◆ **What to produce**
Every line that contains the word "primary" should be copied.

Dataset records:

>>

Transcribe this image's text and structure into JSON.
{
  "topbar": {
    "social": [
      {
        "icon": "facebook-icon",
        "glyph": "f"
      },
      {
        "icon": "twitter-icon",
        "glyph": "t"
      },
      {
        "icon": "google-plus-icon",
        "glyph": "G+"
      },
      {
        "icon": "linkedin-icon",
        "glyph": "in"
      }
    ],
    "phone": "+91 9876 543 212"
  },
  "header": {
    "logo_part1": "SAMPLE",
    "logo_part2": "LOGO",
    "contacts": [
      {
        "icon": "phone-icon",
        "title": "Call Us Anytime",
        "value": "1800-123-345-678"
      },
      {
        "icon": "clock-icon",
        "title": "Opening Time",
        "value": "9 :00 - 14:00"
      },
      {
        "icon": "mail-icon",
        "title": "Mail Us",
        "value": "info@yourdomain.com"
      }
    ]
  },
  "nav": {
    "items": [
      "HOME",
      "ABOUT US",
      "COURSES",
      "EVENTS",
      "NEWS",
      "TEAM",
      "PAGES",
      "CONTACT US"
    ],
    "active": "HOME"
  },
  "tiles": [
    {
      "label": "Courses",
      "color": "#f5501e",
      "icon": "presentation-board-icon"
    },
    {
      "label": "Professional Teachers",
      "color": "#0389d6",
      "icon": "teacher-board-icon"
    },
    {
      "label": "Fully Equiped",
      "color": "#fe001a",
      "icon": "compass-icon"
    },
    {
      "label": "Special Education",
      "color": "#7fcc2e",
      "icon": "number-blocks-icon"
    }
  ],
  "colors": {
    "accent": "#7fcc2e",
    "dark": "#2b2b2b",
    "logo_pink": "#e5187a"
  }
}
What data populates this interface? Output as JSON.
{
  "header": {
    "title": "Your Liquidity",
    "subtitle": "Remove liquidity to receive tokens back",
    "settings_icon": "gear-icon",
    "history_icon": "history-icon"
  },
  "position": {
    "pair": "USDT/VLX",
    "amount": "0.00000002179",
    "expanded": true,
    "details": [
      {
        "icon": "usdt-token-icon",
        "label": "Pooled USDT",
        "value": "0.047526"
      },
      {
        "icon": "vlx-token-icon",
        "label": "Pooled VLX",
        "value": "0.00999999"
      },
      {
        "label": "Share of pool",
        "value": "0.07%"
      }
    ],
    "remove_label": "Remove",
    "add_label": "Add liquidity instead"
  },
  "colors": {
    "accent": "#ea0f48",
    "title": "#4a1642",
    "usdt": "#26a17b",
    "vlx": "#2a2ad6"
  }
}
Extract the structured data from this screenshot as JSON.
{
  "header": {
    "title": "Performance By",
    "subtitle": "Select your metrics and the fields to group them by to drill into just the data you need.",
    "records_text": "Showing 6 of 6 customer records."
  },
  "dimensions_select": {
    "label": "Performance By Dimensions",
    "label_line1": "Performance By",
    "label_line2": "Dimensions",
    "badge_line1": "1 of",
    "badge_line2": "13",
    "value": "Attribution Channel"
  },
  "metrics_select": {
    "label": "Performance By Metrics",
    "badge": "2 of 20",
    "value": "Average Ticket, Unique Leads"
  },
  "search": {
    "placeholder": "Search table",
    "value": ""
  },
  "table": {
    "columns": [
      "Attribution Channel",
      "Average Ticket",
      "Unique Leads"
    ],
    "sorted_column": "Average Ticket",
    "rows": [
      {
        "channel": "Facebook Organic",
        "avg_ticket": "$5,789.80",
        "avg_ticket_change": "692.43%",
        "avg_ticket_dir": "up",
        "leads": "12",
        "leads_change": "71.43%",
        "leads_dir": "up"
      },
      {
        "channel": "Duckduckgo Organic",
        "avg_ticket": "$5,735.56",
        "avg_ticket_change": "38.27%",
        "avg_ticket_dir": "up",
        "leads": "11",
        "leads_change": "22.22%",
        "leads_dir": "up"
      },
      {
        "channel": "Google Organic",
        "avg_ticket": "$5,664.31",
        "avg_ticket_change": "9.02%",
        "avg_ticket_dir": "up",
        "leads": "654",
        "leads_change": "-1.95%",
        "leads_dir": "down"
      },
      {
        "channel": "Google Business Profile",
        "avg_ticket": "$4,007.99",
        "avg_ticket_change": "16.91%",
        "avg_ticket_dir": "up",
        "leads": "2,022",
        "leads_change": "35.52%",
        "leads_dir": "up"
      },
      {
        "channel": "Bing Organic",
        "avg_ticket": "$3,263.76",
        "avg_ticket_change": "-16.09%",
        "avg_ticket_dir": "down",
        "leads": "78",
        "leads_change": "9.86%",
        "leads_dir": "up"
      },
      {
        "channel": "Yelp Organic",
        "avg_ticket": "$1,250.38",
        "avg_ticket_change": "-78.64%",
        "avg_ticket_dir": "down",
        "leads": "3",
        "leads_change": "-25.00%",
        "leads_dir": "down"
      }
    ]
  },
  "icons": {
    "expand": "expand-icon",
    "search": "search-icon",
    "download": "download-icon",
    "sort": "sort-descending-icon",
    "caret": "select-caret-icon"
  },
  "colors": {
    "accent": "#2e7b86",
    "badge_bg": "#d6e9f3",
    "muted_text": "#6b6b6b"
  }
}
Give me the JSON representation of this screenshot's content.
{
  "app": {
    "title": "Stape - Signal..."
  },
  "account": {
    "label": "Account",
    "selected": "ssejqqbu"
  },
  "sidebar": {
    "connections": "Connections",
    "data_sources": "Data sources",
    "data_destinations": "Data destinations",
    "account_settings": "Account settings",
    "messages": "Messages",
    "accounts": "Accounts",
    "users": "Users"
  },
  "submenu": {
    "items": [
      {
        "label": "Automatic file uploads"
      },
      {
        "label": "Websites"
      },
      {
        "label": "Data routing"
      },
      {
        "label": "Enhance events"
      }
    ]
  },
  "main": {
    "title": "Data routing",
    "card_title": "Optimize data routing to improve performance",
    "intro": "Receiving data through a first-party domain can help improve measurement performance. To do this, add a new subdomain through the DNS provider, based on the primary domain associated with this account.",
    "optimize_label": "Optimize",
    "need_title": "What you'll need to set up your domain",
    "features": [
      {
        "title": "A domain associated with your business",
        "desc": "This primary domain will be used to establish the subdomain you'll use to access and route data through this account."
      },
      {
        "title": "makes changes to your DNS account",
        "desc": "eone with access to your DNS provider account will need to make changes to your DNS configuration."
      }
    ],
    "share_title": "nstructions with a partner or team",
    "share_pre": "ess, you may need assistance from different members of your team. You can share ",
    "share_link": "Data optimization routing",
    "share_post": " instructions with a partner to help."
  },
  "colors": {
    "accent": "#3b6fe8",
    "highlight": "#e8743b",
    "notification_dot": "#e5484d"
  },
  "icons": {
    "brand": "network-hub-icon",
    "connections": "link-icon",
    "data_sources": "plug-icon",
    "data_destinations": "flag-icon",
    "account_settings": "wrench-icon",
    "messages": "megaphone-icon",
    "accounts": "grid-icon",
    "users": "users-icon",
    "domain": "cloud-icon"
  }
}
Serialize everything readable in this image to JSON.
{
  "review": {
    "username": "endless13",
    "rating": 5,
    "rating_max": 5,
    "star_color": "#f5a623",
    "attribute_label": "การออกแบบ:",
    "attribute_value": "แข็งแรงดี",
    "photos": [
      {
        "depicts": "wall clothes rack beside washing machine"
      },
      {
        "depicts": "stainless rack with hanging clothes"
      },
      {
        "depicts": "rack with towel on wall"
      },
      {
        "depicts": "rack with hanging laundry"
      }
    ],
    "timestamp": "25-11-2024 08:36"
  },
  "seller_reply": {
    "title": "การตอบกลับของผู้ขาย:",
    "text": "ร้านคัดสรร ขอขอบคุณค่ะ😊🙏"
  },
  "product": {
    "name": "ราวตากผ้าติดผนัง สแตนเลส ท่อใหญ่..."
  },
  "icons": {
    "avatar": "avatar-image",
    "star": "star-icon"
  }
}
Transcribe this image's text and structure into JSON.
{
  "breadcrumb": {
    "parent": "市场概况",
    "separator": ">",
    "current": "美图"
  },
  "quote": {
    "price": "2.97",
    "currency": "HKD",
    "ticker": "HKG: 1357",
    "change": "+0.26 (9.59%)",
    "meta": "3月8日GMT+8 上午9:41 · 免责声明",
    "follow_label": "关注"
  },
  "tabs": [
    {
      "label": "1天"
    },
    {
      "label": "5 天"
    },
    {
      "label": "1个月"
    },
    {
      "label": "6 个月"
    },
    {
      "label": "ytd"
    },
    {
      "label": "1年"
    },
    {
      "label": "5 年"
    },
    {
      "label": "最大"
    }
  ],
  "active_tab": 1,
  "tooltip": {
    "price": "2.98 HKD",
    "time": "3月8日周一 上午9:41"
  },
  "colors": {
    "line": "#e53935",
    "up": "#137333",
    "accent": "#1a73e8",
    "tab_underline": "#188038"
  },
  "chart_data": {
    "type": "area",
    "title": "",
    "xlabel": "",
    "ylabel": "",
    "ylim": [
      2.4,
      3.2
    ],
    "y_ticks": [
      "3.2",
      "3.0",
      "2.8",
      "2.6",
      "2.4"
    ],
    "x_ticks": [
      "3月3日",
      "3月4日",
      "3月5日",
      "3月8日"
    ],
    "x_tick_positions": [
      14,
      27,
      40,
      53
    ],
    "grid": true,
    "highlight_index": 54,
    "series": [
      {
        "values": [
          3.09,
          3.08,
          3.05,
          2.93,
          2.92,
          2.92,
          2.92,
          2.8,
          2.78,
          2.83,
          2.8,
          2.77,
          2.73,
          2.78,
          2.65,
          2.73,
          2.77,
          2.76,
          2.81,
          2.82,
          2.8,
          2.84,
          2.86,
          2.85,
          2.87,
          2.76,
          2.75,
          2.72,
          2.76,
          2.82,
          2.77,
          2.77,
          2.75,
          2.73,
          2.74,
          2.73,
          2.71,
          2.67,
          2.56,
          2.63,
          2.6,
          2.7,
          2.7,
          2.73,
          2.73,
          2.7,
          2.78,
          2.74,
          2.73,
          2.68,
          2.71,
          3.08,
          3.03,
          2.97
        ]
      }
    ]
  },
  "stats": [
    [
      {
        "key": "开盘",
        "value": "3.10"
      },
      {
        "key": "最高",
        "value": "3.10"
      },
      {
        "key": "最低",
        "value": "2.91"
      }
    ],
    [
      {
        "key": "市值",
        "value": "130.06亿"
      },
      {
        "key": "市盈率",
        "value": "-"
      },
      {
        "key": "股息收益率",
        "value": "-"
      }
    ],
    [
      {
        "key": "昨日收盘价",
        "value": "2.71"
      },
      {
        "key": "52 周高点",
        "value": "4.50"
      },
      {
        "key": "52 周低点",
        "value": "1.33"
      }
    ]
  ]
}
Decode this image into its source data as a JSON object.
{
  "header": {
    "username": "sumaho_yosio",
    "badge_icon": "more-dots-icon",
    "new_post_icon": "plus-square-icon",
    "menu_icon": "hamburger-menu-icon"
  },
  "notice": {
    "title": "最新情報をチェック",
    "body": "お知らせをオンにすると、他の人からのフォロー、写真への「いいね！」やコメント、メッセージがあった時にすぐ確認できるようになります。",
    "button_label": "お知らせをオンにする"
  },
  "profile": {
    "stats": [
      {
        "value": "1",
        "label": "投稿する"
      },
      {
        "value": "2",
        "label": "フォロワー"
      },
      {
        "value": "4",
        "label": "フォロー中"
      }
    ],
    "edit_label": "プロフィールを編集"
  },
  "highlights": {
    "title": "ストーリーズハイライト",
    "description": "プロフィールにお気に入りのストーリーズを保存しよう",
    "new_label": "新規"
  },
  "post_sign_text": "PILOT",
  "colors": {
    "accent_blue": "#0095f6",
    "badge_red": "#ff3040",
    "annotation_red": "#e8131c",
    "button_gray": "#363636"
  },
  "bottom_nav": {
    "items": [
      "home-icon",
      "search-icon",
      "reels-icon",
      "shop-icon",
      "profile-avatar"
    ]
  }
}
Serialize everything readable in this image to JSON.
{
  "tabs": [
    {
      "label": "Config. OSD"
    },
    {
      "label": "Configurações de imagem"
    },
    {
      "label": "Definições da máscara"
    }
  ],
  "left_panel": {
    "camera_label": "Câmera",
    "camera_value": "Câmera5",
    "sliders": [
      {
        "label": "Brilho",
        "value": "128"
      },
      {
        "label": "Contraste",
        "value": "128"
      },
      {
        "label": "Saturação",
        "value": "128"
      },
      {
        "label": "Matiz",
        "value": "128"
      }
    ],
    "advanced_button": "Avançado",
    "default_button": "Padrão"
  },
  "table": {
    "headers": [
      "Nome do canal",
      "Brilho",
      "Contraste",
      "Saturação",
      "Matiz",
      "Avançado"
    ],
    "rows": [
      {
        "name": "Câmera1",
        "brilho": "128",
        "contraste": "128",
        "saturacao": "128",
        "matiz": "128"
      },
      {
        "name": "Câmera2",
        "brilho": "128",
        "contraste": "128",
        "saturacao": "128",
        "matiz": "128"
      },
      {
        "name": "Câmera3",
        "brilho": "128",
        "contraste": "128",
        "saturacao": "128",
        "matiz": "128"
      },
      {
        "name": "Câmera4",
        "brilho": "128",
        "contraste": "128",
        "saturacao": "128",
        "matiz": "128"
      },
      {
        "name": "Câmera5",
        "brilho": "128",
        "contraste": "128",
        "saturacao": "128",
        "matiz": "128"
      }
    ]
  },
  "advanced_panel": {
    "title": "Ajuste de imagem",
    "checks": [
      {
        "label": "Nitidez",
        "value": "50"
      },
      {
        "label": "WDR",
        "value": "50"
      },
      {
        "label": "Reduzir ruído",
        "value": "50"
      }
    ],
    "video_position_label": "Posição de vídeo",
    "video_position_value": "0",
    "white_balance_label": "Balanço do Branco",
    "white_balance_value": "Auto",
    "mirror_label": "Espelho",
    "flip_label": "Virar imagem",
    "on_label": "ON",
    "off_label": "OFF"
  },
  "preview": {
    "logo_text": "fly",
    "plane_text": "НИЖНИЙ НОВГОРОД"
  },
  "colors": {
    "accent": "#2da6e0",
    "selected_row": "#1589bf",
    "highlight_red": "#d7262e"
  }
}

<<

◆ **Answer for the task**
    "intro": "Receiving data through a first-party domain can help improve measurement performance. To do this, add a new subdomain through the DNS provider, based on the primary domain associated with this account.",
        "desc": "This primary domain will be used to establish the subdomain you'll use to access and route data through this account."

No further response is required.